- Work to be completed -
Without including any images, repeat the data exactly.

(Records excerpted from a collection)
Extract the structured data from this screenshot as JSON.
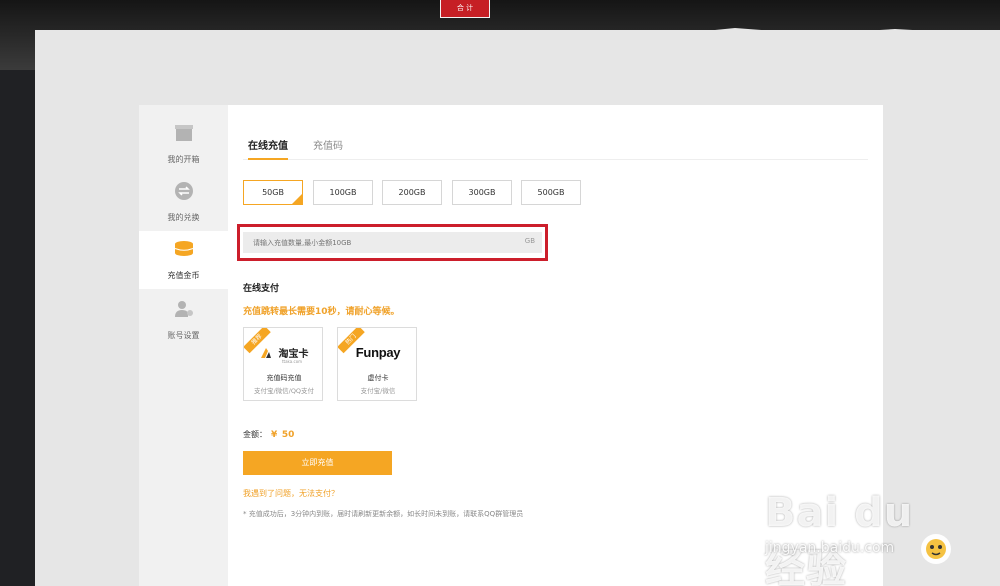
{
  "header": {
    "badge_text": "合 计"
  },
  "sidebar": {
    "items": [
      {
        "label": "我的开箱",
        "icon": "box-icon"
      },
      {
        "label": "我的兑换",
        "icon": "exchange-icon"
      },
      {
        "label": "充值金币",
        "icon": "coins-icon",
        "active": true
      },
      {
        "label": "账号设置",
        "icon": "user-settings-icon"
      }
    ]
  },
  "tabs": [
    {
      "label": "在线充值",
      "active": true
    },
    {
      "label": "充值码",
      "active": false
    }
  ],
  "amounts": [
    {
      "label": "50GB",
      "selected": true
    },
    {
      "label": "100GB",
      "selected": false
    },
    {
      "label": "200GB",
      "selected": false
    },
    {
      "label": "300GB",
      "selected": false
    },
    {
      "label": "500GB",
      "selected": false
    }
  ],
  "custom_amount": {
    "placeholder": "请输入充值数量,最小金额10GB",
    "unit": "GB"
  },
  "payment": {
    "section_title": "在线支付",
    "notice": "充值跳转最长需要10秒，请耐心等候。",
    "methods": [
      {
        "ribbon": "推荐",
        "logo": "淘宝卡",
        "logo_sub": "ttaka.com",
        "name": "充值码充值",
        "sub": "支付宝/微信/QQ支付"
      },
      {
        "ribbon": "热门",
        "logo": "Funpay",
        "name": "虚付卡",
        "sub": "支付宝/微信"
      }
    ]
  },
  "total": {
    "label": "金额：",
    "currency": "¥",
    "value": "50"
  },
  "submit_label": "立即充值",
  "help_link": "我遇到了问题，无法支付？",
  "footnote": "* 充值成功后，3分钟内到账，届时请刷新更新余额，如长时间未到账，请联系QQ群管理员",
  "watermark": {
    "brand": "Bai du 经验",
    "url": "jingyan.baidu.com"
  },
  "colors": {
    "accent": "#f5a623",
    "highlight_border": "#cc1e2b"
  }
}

- Written answer -
Extract the structured data from this screenshot as JSON.
{
  "header": {
    "badge_text": "合 计"
  },
  "sidebar": {
    "items": [
      {
        "label": "我的开箱",
        "icon": "box-icon"
      },
      {
        "label": "我的兑换",
        "icon": "exchange-icon"
      },
      {
        "label": "充值金币",
        "icon": "coins-icon",
        "active": true
      },
      {
        "label": "账号设置",
        "icon": "user-settings-icon"
      }
    ]
  },
  "tabs": [
    {
      "label": "在线充值",
      "active": true
    },
    {
      "label": "充值码",
      "active": false
    }
  ],
  "amounts": [
    {
      "label": "50GB",
      "selected": true
    },
    {
      "label": "100GB",
      "selected": false
    },
    {
      "label": "200GB",
      "selected": false
    },
    {
      "label": "300GB",
      "selected": false
    },
    {
      "label": "500GB",
      "selected": false
    }
  ],
  "custom_amount": {
    "placeholder": "请输入充值数量,最小金额10GB",
    "unit": "GB"
  },
  "payment": {
    "section_title": "在线支付",
    "notice": "充值跳转最长需要10秒，请耐心等候。",
    "methods": [
      {
        "ribbon": "推荐",
        "logo": "淘宝卡",
        "logo_sub": "ttaka.com",
        "name": "充值码充值",
        "sub": "支付宝/微信/QQ支付"
      },
      {
        "ribbon": "热门",
        "logo": "Funpay",
        "name": "虚付卡",
        "sub": "支付宝/微信"
      }
    ]
  },
  "total": {
    "label": "金额：",
    "currency": "¥",
    "value": "50"
  },
  "submit_label": "立即充值",
  "help_link": "我遇到了问题，无法支付？",
  "footnote": "* 充值成功后，3分钟内到账，届时请刷新更新余额，如长时间未到账，请联系QQ群管理员",
  "watermark": {
    "brand": "Bai du 经验",
    "url": "jingyan.baidu.com"
  },
  "colors": {
    "accent": "#f5a623",
    "highlight_border": "#cc1e2b"
  }
}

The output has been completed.